Set exercise:
Copy the data below exactly.
┄┄┄┄┄┄
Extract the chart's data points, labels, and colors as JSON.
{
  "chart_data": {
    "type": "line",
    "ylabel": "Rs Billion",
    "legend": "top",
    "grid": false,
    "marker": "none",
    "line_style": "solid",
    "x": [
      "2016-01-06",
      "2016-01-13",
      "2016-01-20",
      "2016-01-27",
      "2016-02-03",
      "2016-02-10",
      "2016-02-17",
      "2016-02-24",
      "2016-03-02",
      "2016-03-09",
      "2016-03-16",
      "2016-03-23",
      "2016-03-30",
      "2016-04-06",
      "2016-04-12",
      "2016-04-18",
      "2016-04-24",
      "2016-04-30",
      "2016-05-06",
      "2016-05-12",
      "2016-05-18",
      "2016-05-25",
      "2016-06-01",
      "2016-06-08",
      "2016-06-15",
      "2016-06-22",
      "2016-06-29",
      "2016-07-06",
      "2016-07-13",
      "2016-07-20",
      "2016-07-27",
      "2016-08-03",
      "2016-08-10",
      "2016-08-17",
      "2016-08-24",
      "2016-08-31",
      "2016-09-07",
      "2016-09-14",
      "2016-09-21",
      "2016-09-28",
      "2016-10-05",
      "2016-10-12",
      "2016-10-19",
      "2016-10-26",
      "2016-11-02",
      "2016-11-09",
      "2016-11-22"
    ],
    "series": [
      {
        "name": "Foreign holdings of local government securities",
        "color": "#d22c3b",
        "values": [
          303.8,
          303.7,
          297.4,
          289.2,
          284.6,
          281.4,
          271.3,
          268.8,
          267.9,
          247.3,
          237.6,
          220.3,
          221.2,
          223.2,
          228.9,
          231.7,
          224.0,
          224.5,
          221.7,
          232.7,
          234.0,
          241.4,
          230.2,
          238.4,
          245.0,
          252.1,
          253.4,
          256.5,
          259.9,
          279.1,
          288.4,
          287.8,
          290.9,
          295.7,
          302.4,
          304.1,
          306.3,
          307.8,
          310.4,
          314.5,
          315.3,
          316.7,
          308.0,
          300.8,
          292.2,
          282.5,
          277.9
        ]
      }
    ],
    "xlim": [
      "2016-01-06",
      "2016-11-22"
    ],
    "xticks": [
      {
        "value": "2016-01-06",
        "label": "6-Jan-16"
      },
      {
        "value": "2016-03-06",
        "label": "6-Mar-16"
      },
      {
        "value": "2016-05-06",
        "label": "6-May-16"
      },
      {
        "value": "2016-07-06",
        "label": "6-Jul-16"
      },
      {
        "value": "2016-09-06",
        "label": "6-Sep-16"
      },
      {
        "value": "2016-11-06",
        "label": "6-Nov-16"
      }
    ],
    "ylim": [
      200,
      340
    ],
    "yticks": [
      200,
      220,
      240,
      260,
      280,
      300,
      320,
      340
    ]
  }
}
┄┄┄┄┄┄
Task output:
Extract the chart's data points, labels, and colors as JSON.
{
  "chart_data": {
    "type": "line",
    "ylabel": "Rs Billion",
    "legend": "top",
    "grid": false,
    "marker": "none",
    "line_style": "solid",
    "x": [
      "2016-01-06",
      "2016-01-13",
      "2016-01-20",
      "2016-01-27",
      "2016-02-03",
      "2016-02-10",
      "2016-02-17",
      "2016-02-24",
      "2016-03-02",
      "2016-03-09",
      "2016-03-16",
      "2016-03-23",
      "2016-03-30",
      "2016-04-06",
      "2016-04-12",
      "2016-04-18",
      "2016-04-24",
      "2016-04-30",
      "2016-05-06",
      "2016-05-12",
      "2016-05-18",
      "2016-05-25",
      "2016-06-01",
      "2016-06-08",
      "2016-06-15",
      "2016-06-22",
      "2016-06-29",
      "2016-07-06",
      "2016-07-13",
      "2016-07-20",
      "2016-07-27",
      "2016-08-03",
      "2016-08-10",
      "2016-08-17",
      "2016-08-24",
      "2016-08-31",
      "2016-09-07",
      "2016-09-14",
      "2016-09-21",
      "2016-09-28",
      "2016-10-05",
      "2016-10-12",
      "2016-10-19",
      "2016-10-26",
      "2016-11-02",
      "2016-11-09",
      "2016-11-22"
    ],
    "series": [
      {
        "name": "Foreign holdings of local government securities",
        "color": "#d22c3b",
        "values": [
          303.8,
          303.7,
          297.4,
          289.2,
          284.6,
          281.4,
          271.3,
          268.8,
          267.9,
          247.3,
          237.6,
          220.3,
          221.2,
          223.2,
          228.9,
          231.7,
          224.0,
          224.5,
          221.7,
          232.7,
          234.0,
          241.4,
          230.2,
          238.4,
          245.0,
          252.1,
          253.4,
          256.5,
          259.9,
          279.1,
          288.4,
          287.8,
          290.9,
          295.7,
          302.4,
          304.1,
          306.3,
          307.8,
          310.4,
          314.5,
          315.3,
          316.7,
          308.0,
          300.8,
          292.2,
          282.5,
          277.9
        ]
      }
    ],
    "xlim": [
      "2016-01-06",
      "2016-11-22"
    ],
    "xticks": [
      {
        "value": "2016-01-06",
        "label": "6-Jan-16"
      },
      {
        "value": "2016-03-06",
        "label": "6-Mar-16"
      },
      {
        "value": "2016-05-06",
        "label": "6-May-16"
      },
      {
        "value": "2016-07-06",
        "label": "6-Jul-16"
      },
      {
        "value": "2016-09-06",
        "label": "6-Sep-16"
      },
      {
        "value": "2016-11-06",
        "label": "6-Nov-16"
      }
    ],
    "ylim": [
      200,
      340
    ],
    "yticks": [
      200,
      220,
      240,
      260,
      280,
      300,
      320,
      340
    ]
  }
}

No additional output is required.